Dataset entries:
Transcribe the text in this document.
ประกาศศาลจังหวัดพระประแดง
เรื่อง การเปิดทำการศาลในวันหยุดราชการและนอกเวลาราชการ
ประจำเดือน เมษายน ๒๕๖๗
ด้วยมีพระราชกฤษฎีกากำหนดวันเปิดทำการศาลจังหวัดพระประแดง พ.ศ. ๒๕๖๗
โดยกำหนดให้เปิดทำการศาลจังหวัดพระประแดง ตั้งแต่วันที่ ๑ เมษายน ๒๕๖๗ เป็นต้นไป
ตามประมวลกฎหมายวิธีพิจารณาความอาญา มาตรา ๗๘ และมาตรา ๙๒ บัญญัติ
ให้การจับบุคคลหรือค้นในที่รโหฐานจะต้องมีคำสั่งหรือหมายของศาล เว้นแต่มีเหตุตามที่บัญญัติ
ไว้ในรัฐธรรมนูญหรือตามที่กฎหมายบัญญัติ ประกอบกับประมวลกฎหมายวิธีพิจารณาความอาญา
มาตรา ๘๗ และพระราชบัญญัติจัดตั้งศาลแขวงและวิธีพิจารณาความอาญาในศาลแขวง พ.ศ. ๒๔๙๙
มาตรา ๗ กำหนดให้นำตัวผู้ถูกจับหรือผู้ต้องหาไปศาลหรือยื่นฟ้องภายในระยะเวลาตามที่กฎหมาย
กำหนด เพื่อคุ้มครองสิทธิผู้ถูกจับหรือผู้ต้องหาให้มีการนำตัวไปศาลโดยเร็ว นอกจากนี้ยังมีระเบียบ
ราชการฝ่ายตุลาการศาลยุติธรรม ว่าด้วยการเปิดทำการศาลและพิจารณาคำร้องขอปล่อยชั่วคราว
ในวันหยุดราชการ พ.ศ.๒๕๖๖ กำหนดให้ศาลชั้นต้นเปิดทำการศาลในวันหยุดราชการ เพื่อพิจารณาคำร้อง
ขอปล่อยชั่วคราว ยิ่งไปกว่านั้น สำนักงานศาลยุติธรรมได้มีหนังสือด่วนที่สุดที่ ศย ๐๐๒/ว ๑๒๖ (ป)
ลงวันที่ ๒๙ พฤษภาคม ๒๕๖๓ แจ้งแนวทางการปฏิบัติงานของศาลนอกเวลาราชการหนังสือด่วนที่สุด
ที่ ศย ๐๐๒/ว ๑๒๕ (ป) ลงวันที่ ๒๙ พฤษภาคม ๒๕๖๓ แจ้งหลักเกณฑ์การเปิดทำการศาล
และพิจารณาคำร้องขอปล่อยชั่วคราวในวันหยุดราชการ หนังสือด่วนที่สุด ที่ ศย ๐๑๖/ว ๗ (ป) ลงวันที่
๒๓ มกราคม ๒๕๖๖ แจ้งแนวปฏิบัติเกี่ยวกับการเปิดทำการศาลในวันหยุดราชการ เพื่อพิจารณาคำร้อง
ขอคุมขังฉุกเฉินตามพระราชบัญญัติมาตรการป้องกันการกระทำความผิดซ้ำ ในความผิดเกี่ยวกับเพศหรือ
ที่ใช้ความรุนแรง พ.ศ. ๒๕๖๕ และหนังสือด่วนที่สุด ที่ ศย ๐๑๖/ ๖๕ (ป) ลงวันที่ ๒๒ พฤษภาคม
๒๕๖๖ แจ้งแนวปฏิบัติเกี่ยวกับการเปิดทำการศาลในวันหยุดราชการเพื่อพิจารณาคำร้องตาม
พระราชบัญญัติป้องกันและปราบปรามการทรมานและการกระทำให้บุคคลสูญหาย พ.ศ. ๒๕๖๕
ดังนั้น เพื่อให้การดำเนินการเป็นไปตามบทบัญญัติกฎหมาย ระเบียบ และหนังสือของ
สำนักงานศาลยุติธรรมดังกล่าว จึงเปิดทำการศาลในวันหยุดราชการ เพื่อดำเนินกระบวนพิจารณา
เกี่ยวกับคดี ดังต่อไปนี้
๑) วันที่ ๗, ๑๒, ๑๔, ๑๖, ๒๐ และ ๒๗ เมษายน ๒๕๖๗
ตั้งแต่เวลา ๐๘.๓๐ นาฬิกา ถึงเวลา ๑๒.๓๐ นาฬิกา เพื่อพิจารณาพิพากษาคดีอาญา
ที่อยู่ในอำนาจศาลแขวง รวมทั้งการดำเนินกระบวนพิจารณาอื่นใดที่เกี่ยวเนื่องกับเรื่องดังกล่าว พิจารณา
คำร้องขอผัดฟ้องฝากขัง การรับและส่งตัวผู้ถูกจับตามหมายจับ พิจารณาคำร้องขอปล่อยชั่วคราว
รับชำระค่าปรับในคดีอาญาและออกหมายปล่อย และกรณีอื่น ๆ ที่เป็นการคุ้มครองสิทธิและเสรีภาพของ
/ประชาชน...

__WHAT IS BEING ASKED__: The answer is a single number, the count of lines in the records that contain the string "งแนวปฏ".

__RESPONSE TO THIS EXERCISE__: 2